## DESCRIPTION OF THE TASK
Each line with the string "content" is to be copied from the records below.

DATA SUPPLIED: Begin

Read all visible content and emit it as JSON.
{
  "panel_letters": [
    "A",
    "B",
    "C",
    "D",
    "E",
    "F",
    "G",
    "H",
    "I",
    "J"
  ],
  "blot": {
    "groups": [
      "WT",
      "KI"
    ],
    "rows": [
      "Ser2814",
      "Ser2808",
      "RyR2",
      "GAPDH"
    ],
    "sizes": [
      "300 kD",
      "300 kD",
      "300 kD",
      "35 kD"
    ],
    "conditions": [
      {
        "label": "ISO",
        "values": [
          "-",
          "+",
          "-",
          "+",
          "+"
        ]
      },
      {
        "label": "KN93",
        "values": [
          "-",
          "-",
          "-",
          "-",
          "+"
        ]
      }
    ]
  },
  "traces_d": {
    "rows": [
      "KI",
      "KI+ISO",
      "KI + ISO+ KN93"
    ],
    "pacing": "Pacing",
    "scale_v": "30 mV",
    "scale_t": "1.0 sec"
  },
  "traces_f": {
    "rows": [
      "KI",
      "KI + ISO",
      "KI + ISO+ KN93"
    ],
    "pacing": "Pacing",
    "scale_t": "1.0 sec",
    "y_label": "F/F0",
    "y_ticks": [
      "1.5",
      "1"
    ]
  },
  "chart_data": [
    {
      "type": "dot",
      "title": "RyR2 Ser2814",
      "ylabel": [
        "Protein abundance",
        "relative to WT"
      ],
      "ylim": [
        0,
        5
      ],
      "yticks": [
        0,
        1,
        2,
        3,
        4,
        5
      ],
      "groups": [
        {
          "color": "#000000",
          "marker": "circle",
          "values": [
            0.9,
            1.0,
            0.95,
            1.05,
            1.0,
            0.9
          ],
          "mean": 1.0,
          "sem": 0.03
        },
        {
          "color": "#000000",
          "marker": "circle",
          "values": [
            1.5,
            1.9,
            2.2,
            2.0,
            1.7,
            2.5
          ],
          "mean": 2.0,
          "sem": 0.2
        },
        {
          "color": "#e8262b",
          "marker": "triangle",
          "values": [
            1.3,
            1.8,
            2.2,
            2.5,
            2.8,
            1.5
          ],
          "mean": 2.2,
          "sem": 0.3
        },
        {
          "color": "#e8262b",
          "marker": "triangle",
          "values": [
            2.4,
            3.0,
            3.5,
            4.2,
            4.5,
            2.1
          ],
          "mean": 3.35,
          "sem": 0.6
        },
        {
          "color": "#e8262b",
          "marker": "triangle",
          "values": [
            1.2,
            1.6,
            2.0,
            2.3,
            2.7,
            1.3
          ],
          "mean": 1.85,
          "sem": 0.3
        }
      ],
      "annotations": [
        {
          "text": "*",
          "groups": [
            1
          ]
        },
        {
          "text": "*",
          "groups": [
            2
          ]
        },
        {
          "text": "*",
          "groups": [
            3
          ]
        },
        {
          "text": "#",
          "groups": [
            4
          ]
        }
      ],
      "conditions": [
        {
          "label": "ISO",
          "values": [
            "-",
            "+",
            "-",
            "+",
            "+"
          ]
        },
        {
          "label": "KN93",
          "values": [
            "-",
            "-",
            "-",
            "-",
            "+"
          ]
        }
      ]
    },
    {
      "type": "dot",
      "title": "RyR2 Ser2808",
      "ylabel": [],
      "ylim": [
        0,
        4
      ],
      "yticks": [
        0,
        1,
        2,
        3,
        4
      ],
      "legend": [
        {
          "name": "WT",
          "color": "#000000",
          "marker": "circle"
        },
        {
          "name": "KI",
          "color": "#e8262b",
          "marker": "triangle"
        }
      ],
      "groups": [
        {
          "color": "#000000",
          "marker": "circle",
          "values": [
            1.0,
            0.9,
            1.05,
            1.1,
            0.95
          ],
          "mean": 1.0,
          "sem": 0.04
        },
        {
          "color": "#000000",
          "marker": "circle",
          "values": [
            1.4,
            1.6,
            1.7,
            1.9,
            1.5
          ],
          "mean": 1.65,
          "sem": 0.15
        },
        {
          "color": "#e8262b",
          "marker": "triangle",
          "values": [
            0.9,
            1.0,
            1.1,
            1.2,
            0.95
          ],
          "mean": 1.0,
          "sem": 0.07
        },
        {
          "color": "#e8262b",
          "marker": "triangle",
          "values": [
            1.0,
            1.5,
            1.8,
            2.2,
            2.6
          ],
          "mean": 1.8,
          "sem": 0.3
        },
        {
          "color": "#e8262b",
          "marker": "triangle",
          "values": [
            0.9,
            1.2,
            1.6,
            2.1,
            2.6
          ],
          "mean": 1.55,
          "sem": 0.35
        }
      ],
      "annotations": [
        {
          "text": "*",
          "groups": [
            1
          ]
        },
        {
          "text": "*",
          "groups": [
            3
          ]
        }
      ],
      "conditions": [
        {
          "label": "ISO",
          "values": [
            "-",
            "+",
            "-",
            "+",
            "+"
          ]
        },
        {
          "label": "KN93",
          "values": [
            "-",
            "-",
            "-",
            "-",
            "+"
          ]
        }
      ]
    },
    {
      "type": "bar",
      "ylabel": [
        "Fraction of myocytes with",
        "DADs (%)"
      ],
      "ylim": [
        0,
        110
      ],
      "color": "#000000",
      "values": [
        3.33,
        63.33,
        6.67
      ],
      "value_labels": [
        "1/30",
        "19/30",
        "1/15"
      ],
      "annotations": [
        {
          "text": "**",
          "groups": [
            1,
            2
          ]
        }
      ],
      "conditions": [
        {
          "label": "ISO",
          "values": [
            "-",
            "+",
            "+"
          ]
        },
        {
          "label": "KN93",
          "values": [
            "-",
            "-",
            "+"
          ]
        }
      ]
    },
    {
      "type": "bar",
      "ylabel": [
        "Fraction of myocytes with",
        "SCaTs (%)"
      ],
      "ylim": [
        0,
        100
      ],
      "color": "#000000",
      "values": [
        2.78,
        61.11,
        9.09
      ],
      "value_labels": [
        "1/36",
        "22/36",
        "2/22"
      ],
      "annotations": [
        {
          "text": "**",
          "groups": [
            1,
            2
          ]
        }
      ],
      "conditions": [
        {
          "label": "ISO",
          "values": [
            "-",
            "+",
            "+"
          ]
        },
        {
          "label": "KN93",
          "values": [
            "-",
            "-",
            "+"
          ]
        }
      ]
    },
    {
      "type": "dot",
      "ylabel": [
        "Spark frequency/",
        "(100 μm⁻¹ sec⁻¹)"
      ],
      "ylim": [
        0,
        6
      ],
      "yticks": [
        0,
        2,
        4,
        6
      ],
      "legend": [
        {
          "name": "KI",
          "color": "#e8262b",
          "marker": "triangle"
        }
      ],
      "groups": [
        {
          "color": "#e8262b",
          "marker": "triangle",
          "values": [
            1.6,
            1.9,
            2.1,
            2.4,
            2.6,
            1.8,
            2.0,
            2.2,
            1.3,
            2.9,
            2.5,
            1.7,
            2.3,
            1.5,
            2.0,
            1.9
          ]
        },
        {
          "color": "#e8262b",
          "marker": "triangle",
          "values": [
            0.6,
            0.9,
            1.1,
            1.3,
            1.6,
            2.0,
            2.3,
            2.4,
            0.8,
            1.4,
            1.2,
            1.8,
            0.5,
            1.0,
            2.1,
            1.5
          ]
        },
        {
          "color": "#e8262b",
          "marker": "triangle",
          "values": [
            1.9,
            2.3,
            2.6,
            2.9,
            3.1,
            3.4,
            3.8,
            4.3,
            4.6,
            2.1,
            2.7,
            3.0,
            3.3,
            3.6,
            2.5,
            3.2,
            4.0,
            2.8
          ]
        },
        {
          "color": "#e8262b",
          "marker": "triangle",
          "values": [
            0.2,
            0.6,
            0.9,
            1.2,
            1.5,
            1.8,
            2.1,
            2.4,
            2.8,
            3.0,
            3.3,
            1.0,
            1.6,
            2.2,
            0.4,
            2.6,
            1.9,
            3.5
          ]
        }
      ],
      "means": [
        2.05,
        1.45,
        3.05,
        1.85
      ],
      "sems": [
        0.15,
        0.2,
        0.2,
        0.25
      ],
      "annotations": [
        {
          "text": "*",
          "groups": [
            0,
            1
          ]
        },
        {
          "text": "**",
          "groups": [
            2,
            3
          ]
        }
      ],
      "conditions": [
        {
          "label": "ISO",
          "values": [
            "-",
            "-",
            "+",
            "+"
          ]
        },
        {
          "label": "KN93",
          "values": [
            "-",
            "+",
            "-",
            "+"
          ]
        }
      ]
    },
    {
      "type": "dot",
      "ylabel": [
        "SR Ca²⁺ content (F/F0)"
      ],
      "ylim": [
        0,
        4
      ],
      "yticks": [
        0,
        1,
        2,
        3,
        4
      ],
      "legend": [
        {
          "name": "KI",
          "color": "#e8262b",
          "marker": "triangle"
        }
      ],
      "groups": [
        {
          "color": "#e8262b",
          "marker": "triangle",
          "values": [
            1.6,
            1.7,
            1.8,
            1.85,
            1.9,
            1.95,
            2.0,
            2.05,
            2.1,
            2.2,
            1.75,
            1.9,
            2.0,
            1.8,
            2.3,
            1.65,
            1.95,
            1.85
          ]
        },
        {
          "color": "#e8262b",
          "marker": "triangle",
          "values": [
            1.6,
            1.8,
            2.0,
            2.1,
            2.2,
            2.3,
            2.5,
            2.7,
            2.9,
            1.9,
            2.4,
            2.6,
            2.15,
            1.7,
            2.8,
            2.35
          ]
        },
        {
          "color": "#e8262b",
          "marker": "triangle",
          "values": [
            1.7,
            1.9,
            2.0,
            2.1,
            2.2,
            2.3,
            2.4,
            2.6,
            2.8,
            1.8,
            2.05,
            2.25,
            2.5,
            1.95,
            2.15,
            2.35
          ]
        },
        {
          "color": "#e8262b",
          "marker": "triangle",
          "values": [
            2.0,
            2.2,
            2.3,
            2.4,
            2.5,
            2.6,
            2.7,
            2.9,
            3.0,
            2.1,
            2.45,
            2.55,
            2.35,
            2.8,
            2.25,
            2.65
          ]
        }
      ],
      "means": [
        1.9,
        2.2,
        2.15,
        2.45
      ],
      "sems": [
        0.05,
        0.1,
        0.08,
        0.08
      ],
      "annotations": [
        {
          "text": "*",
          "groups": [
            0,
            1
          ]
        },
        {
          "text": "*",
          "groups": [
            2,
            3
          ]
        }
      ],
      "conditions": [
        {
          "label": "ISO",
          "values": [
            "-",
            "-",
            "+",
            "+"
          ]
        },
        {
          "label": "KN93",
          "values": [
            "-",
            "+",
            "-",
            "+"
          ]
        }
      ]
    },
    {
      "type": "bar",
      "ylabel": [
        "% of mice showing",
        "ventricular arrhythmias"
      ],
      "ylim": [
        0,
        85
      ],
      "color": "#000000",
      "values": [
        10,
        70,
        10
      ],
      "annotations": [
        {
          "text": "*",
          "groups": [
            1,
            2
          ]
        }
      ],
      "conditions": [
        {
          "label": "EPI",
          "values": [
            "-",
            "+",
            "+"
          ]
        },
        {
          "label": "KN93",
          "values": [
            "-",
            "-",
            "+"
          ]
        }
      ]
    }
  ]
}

DATA SUPPLIED: End

## TASK ANSWER
Read all visible content and emit it as JSON.
        "SR Ca²⁺ content (F/F0)"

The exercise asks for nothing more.